>> START SUPPLIED DATA

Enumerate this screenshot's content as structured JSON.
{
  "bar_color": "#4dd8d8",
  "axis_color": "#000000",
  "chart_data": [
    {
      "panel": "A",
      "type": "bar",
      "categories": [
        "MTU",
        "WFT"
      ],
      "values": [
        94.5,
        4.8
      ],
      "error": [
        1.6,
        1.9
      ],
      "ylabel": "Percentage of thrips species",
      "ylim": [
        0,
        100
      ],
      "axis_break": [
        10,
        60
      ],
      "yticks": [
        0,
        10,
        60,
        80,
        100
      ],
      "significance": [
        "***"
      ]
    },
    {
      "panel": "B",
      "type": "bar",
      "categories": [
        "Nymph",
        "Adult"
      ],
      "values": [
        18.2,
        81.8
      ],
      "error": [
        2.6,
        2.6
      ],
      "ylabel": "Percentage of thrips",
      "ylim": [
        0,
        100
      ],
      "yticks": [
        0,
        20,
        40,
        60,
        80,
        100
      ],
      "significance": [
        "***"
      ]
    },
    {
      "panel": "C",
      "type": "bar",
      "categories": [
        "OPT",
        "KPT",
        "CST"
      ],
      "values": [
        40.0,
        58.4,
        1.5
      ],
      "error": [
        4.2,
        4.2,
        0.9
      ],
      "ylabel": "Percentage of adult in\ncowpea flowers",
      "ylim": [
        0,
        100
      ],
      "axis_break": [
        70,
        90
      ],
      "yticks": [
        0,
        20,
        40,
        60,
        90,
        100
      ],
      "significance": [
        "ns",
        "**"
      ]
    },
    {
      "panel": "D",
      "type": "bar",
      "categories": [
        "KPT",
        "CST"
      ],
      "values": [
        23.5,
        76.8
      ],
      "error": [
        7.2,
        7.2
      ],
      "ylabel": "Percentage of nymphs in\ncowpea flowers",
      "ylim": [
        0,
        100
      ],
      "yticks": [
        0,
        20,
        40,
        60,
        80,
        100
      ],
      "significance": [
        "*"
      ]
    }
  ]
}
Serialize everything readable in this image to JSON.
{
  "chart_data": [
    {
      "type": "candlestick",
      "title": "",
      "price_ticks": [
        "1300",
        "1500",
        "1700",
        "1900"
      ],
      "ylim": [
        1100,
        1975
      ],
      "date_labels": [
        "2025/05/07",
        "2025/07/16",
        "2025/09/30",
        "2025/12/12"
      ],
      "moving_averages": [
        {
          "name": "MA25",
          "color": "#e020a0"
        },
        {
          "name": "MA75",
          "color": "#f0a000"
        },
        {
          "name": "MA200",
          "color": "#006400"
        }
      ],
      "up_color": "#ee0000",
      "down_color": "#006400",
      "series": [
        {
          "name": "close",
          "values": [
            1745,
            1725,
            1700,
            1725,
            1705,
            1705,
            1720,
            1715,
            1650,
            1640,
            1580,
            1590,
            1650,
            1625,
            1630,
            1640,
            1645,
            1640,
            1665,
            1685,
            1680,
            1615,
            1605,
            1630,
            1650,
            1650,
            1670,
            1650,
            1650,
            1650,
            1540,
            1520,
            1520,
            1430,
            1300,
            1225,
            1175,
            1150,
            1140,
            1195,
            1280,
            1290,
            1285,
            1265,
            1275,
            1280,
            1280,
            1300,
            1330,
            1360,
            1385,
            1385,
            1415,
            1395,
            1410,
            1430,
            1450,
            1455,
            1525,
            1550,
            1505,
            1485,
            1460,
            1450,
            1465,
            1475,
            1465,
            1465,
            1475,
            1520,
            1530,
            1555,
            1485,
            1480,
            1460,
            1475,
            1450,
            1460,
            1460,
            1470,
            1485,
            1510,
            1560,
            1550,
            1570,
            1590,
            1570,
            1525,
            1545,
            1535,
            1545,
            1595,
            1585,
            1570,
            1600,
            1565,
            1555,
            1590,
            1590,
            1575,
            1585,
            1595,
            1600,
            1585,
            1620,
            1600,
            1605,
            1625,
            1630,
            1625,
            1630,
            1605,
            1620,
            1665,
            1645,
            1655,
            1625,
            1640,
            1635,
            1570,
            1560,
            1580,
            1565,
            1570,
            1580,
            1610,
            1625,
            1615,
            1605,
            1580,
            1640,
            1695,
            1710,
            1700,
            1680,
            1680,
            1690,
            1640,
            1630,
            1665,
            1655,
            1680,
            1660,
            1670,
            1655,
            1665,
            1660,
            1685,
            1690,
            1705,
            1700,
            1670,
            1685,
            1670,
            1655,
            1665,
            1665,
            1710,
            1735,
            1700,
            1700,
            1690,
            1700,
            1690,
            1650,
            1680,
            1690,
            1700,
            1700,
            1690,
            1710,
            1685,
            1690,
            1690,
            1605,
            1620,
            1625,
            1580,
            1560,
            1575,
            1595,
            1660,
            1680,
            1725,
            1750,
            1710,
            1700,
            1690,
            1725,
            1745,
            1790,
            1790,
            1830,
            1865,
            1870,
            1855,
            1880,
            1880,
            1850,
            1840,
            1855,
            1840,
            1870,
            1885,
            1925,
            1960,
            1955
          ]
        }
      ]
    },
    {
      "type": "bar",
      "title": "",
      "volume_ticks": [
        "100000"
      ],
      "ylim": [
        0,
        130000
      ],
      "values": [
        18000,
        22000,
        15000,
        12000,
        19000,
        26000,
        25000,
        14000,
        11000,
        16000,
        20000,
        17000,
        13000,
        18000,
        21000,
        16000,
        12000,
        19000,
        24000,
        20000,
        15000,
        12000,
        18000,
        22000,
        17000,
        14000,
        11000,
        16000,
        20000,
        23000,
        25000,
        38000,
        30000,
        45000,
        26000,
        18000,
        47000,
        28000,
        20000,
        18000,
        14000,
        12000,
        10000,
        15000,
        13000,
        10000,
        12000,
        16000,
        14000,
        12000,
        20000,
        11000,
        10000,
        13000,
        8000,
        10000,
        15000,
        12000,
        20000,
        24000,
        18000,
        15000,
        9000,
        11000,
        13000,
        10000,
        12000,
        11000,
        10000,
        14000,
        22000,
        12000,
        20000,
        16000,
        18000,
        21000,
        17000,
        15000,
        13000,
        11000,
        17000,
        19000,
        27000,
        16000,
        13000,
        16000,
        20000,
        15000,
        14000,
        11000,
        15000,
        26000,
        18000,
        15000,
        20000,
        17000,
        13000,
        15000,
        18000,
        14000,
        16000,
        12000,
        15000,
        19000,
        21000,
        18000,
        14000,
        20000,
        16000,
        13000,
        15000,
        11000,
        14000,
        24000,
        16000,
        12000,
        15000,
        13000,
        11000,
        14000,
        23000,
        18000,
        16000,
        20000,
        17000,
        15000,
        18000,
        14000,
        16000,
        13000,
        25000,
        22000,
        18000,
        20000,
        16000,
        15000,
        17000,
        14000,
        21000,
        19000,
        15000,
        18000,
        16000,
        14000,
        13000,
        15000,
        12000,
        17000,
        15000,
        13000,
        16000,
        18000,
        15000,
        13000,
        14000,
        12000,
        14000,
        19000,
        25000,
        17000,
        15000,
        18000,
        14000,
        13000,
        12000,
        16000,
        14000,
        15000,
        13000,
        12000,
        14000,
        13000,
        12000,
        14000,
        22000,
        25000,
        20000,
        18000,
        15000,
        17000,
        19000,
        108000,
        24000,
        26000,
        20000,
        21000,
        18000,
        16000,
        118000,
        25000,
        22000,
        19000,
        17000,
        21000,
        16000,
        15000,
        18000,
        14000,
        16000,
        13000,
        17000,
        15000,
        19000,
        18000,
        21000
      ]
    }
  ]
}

>> END SUPPLIED DATA

▶ [TASK BRIEF]: Nothing should be left out: repeat all of the data exactly.

▶ [ANSWER TO THE EXERCISE]:
Enumerate this screenshot's content as structured JSON.
{
  "bar_color": "#4dd8d8",
  "axis_color": "#000000",
  "chart_data": [
    {
      "panel": "A",
      "type": "bar",
      "categories": [
        "MTU",
        "WFT"
      ],
      "values": [
        94.5,
        4.8
      ],
      "error": [
        1.6,
        1.9
      ],
      "ylabel": "Percentage of thrips species",
      "ylim": [
        0,
        100
      ],
      "axis_break": [
        10,
        60
      ],
      "yticks": [
        0,
        10,
        60,
        80,
        100
      ],
      "significance": [
        "***"
      ]
    },
    {
      "panel": "B",
      "type": "bar",
      "categories": [
        "Nymph",
        "Adult"
      ],
      "values": [
        18.2,
        81.8
      ],
      "error": [
        2.6,
        2.6
      ],
      "ylabel": "Percentage of thrips",
      "ylim": [
        0,
        100
      ],
      "yticks": [
        0,
        20,
        40,
        60,
        80,
        100
      ],
      "significance": [
        "***"
      ]
    },
    {
      "panel": "C",
      "type": "bar",
      "categories": [
        "OPT",
        "KPT",
        "CST"
      ],
      "values": [
        40.0,
        58.4,
        1.5
      ],
      "error": [
        4.2,
        4.2,
        0.9
      ],
      "ylabel": "Percentage of adult in\ncowpea flowers",
      "ylim": [
        0,
        100
      ],
      "axis_break": [
        70,
        90
      ],
      "yticks": [
        0,
        20,
        40,
        60,
        90,
        100
      ],
      "significance": [
        "ns",
        "**"
      ]
    },
    {
      "panel": "D",
      "type": "bar",
      "categories": [
        "KPT",
        "CST"
      ],
      "values": [
        23.5,
        76.8
      ],
      "error": [
        7.2,
        7.2
      ],
      "ylabel": "Percentage of nymphs in\ncowpea flowers",
      "ylim": [
        0,
        100
      ],
      "yticks": [
        0,
        20,
        40,
        60,
        80,
        100
      ],
      "significance": [
        "*"
      ]
    }
  ]
}
Serialize everything readable in this image to JSON.
{
  "chart_data": [
    {
      "type": "candlestick",
      "title": "",
      "price_ticks": [
        "1300",
        "1500",
        "1700",
        "1900"
      ],
      "ylim": [
        1100,
        1975
      ],
      "date_labels": [
        "2025/05/07",
        "2025/07/16",
        "2025/09/30",
        "2025/12/12"
      ],
      "moving_averages": [
        {
          "name": "MA25",
          "color": "#e020a0"
        },
        {
          "name": "MA75",
          "color": "#f0a000"
        },
        {
          "name": "MA200",
          "color": "#006400"
        }
      ],
      "up_color": "#ee0000",
      "down_color": "#006400",
      "series": [
        {
          "name": "close",
          "values": [
            1745,
            1725,
            1700,
            1725,
            1705,
            1705,
            1720,
            1715,
            1650,
            1640,
            1580,
            1590,
            1650,
            1625,
            1630,
            1640,
            1645,
            1640,
            1665,
            1685,
            1680,
            1615,
            1605,
            1630,
            1650,
            1650,
            1670,
            1650,
            1650,
            1650,
            1540,
            1520,
            1520,
            1430,
            1300,
            1225,
            1175,
            1150,
            1140,
            1195,
            1280,
            1290,
            1285,
            1265,
            1275,
            1280,
            1280,
            1300,
            1330,
            1360,
            1385,
            1385,
            1415,
            1395,
            1410,
            1430,
            1450,
            1455,
            1525,
            1550,
            1505,
            1485,
            1460,
            1450,
            1465,
            1475,
            1465,
            1465,
            1475,
            1520,
            1530,
            1555,
            1485,
            1480,
            1460,
            1475,
            1450,
            1460,
            1460,
            1470,
            1485,
            1510,
            1560,
            1550,
            1570,
            1590,
            1570,
            1525,
            1545,
            1535,
            1545,
            1595,
            1585,
            1570,
            1600,
            1565,
            1555,
            1590,
            1590,
            1575,
            1585,
            1595,
            1600,
            1585,
            1620,
            1600,
            1605,
            1625,
            1630,
            1625,
            1630,
            1605,
            1620,
            1665,
            1645,
            1655,
            1625,
            1640,
            1635,
            1570,
            1560,
            1580,
            1565,
            1570,
            1580,
            1610,
            1625,
            1615,
            1605,
            1580,
            1640,
            1695,
            1710,
            1700,
            1680,
            1680,
            1690,
            1640,
            1630,
            1665,
            1655,
            1680,
            1660,
            1670,
            1655,
            1665,
            1660,
            1685,
            1690,
            1705,
            1700,
            1670,
            1685,
            1670,
            1655,
            1665,
            1665,
            1710,
            1735,
            1700,
            1700,
            1690,
            1700,
            1690,
            1650,
            1680,
            1690,
            1700,
            1700,
            1690,
            1710,
            1685,
            1690,
            1690,
            1605,
            1620,
            1625,
            1580,
            1560,
            1575,
            1595,
            1660,
            1680,
            1725,
            1750,
            1710,
            1700,
            1690,
            1725,
            1745,
            1790,
            1790,
            1830,
            1865,
            1870,
            1855,
            1880,
            1880,
            1850,
            1840,
            1855,
            1840,
            1870,
            1885,
            1925,
            1960,
            1955
          ]
        }
      ]
    },
    {
      "type": "bar",
      "title": "",
      "volume_ticks": [
        "100000"
      ],
      "ylim": [
        0,
        130000
      ],
      "values": [
        18000,
        22000,
        15000,
        12000,
        19000,
        26000,
        25000,
        14000,
        11000,
        16000,
        20000,
        17000,
        13000,
        18000,
        21000,
        16000,
        12000,
        19000,
        24000,
        20000,
        15000,
        12000,
        18000,
        22000,
        17000,
        14000,
        11000,
        16000,
        20000,
        23000,
        25000,
        38000,
        30000,
        45000,
        26000,
        18000,
        47000,
        28000,
        20000,
        18000,
        14000,
        12000,
        10000,
        15000,
        13000,
        10000,
        12000,
        16000,
        14000,
        12000,
        20000,
        11000,
        10000,
        13000,
        8000,
        10000,
        15000,
        12000,
        20000,
        24000,
        18000,
        15000,
        9000,
        11000,
        13000,
        10000,
        12000,
        11000,
        10000,
        14000,
        22000,
        12000,
        20000,
        16000,
        18000,
        21000,
        17000,
        15000,
        13000,
        11000,
        17000,
        19000,
        27000,
        16000,
        13000,
        16000,
        20000,
        15000,
        14000,
        11000,
        15000,
        26000,
        18000,
        15000,
        20000,
        17000,
        13000,
        15000,
        18000,
        14000,
        16000,
        12000,
        15000,
        19000,
        21000,
        18000,
        14000,
        20000,
        16000,
        13000,
        15000,
        11000,
        14000,
        24000,
        16000,
        12000,
        15000,
        13000,
        11000,
        14000,
        23000,
        18000,
        16000,
        20000,
        17000,
        15000,
        18000,
        14000,
        16000,
        13000,
        25000,
        22000,
        18000,
        20000,
        16000,
        15000,
        17000,
        14000,
        21000,
        19000,
        15000,
        18000,
        16000,
        14000,
        13000,
        15000,
        12000,
        17000,
        15000,
        13000,
        16000,
        18000,
        15000,
        13000,
        14000,
        12000,
        14000,
        19000,
        25000,
        17000,
        15000,
        18000,
        14000,
        13000,
        12000,
        16000,
        14000,
        15000,
        13000,
        12000,
        14000,
        13000,
        12000,
        14000,
        22000,
        25000,
        20000,
        18000,
        15000,
        17000,
        19000,
        108000,
        24000,
        26000,
        20000,
        21000,
        18000,
        16000,
        118000,
        25000,
        22000,
        19000,
        17000,
        21000,
        16000,
        15000,
        18000,
        14000,
        16000,
        13000,
        17000,
        15000,
        19000,
        18000,
        21000
      ]
    }
  ]
}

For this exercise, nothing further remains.